##### THE DATA #####

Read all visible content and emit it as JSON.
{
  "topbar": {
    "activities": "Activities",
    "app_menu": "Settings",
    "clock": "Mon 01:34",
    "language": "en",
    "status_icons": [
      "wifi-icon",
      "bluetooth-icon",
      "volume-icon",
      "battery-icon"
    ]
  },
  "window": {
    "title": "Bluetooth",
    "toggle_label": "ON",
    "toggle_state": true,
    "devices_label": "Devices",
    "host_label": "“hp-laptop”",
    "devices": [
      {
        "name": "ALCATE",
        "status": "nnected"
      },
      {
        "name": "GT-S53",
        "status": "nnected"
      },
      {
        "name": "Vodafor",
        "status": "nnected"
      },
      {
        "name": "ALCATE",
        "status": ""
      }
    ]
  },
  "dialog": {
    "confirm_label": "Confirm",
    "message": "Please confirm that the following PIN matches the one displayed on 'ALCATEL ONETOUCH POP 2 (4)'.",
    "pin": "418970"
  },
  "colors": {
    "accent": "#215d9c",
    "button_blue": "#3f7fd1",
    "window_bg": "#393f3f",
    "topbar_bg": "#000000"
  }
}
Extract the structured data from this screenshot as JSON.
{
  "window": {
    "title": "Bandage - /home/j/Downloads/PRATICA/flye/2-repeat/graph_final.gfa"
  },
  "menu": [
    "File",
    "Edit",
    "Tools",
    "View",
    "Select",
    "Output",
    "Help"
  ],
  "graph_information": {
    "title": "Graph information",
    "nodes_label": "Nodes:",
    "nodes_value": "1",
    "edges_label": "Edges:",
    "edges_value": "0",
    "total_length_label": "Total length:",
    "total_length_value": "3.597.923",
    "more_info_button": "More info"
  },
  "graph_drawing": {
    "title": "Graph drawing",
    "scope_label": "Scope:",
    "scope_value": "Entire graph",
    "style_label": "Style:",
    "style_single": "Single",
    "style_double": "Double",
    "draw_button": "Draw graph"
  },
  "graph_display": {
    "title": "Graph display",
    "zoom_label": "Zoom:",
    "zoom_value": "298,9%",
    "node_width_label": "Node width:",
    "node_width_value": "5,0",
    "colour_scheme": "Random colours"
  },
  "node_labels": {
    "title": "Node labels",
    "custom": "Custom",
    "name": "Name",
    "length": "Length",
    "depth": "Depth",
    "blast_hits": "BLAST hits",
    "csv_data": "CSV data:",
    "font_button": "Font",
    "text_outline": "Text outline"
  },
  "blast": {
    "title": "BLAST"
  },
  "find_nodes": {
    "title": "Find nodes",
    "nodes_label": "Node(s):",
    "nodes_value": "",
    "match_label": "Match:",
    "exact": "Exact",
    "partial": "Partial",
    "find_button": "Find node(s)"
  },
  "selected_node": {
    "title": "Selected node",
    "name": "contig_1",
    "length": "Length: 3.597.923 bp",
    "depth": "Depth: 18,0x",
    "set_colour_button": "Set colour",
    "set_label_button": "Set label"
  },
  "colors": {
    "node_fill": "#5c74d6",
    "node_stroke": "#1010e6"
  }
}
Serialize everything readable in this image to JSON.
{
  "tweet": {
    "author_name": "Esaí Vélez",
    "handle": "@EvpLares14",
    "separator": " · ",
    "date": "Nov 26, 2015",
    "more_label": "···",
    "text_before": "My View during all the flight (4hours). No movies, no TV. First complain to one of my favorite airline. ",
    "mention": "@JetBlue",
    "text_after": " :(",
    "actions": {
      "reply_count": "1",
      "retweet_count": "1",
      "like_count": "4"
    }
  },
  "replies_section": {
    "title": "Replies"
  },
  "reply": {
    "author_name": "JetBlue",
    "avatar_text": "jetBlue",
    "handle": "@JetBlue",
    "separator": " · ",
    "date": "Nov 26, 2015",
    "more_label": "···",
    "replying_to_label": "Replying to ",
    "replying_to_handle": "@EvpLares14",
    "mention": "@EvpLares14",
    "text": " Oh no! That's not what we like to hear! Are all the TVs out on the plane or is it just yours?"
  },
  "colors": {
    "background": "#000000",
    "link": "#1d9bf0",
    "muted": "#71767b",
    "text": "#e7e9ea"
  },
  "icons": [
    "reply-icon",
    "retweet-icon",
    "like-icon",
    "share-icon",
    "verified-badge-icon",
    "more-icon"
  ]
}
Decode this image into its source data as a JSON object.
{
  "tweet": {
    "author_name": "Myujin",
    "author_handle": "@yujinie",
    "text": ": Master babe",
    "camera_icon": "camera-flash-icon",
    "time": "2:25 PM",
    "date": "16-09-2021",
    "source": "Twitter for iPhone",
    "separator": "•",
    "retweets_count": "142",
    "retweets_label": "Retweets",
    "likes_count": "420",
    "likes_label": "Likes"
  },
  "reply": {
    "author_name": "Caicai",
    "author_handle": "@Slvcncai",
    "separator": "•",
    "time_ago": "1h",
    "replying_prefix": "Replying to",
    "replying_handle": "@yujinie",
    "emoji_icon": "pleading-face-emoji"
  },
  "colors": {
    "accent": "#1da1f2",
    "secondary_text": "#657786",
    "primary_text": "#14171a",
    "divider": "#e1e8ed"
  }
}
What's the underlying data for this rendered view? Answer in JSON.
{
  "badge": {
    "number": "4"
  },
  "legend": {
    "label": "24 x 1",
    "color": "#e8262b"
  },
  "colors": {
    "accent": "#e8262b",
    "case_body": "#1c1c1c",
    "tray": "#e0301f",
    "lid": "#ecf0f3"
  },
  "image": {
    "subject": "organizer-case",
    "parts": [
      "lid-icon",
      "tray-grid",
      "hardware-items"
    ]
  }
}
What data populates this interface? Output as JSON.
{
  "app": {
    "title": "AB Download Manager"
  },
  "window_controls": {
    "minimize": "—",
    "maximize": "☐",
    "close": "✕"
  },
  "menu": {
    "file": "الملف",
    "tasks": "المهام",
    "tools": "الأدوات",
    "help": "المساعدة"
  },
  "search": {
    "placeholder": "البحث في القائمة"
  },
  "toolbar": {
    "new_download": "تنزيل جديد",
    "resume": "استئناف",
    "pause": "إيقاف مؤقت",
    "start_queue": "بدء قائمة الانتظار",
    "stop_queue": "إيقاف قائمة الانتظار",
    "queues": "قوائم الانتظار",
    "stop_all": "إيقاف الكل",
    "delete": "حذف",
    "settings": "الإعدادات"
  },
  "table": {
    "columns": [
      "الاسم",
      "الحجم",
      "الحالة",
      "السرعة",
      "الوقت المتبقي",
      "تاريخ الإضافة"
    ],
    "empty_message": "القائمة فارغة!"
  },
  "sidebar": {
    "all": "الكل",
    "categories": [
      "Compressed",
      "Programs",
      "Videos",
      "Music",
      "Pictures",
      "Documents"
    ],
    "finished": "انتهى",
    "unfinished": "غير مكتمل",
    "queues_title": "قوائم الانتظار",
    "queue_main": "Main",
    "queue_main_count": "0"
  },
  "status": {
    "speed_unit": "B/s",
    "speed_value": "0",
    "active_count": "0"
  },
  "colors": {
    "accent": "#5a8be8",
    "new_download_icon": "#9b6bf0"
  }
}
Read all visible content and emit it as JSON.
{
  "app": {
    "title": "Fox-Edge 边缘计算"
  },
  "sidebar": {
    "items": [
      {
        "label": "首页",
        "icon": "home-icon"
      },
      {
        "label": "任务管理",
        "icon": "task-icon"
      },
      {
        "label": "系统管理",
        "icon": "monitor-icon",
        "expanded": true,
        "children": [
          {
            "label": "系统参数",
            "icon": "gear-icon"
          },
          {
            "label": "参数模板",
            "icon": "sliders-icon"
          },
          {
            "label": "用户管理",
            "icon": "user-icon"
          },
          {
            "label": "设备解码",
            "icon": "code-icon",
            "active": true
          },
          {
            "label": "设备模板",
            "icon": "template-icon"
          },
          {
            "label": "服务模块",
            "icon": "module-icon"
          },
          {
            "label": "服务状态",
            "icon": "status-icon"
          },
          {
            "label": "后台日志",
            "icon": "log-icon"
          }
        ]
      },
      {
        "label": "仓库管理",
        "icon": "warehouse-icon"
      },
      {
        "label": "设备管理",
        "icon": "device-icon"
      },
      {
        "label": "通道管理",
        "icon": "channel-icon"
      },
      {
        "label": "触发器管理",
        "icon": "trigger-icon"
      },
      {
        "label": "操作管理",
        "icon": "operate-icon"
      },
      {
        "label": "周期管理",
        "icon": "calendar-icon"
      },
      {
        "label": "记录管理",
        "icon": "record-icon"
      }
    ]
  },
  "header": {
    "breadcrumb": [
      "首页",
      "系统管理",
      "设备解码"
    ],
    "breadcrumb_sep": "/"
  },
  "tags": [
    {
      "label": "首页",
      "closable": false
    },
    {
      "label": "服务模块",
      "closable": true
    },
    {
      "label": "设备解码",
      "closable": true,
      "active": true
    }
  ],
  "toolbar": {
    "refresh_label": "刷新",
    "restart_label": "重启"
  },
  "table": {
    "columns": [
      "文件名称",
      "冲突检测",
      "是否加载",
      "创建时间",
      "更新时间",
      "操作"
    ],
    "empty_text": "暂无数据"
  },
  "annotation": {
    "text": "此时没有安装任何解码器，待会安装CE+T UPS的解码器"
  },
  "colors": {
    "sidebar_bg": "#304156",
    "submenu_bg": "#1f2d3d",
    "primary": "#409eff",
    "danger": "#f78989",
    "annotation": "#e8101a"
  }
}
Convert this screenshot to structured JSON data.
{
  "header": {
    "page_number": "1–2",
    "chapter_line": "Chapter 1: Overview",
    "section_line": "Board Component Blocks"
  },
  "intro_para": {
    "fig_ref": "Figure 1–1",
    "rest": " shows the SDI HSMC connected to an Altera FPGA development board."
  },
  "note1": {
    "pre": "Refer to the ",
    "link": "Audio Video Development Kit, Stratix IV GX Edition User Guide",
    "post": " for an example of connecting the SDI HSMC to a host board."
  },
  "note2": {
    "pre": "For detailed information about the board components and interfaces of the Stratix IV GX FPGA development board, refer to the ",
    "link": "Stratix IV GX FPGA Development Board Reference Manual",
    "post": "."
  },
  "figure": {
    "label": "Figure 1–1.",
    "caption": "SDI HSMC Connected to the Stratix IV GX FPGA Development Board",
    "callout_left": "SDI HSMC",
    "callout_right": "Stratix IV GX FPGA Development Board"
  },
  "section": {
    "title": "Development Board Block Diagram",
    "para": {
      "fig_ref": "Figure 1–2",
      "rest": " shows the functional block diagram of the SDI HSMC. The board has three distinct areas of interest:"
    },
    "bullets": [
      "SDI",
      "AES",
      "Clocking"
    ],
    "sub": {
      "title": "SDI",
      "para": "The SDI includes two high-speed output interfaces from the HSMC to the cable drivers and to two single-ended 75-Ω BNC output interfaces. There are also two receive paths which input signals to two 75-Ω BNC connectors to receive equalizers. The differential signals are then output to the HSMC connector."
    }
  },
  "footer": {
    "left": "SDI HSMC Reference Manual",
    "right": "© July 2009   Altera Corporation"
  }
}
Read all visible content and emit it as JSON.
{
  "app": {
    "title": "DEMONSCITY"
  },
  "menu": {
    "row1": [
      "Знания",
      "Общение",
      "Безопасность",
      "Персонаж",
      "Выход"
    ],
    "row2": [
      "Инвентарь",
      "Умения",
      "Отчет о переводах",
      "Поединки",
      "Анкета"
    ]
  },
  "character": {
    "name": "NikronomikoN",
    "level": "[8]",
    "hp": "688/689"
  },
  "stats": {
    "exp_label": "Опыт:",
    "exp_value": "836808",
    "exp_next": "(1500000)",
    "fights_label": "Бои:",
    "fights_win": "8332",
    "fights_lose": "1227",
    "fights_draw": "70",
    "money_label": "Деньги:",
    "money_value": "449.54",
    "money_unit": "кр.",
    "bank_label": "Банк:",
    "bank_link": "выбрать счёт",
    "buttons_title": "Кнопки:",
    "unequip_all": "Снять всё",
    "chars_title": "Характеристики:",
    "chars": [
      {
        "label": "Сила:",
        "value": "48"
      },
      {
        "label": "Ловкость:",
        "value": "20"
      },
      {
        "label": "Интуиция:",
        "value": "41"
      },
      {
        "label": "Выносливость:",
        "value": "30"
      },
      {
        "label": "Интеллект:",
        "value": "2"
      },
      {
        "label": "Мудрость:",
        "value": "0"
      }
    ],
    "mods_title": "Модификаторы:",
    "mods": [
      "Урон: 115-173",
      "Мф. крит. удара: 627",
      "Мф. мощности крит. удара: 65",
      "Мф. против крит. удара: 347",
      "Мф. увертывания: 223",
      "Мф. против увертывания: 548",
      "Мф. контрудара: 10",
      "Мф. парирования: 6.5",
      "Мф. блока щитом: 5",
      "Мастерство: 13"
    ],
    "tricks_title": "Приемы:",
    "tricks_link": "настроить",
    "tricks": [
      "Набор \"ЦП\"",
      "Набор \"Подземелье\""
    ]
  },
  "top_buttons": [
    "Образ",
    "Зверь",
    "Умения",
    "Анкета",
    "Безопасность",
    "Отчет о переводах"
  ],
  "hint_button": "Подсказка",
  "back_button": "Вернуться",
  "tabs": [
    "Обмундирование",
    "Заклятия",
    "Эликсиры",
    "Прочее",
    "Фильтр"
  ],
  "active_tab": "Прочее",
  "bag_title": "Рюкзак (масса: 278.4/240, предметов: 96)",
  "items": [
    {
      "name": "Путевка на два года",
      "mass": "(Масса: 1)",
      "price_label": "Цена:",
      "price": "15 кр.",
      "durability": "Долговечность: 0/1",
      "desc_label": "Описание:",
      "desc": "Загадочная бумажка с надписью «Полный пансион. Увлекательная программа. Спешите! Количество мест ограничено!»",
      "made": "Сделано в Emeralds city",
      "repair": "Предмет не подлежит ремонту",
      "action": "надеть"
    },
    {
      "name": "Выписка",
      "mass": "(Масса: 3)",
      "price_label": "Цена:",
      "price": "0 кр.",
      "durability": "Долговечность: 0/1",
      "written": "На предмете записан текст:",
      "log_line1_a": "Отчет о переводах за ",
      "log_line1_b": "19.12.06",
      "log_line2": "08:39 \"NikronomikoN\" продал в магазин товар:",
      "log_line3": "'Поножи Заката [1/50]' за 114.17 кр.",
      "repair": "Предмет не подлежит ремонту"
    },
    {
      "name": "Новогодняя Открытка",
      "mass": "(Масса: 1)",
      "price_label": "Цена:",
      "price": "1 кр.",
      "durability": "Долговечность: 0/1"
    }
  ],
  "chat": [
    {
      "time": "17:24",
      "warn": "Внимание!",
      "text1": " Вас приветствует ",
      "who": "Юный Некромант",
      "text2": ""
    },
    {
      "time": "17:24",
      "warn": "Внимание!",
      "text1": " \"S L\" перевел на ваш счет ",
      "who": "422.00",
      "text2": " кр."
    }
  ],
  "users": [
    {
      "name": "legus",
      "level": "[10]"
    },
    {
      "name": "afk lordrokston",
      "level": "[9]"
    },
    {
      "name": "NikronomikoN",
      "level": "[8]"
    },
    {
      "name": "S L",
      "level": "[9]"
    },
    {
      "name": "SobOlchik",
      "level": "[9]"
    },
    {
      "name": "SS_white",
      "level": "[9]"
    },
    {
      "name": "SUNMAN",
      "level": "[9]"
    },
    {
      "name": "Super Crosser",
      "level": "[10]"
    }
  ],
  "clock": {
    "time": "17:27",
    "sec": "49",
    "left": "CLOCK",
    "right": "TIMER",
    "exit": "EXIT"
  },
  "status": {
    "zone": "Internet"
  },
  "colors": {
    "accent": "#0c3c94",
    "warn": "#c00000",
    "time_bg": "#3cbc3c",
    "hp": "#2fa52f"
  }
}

#####

WORK TO BE COMPLETED:
Tally the lines in these entries that have the string "против" in them, then answer with the count and nothing else.

RESULT OF THE EXERCISE:
2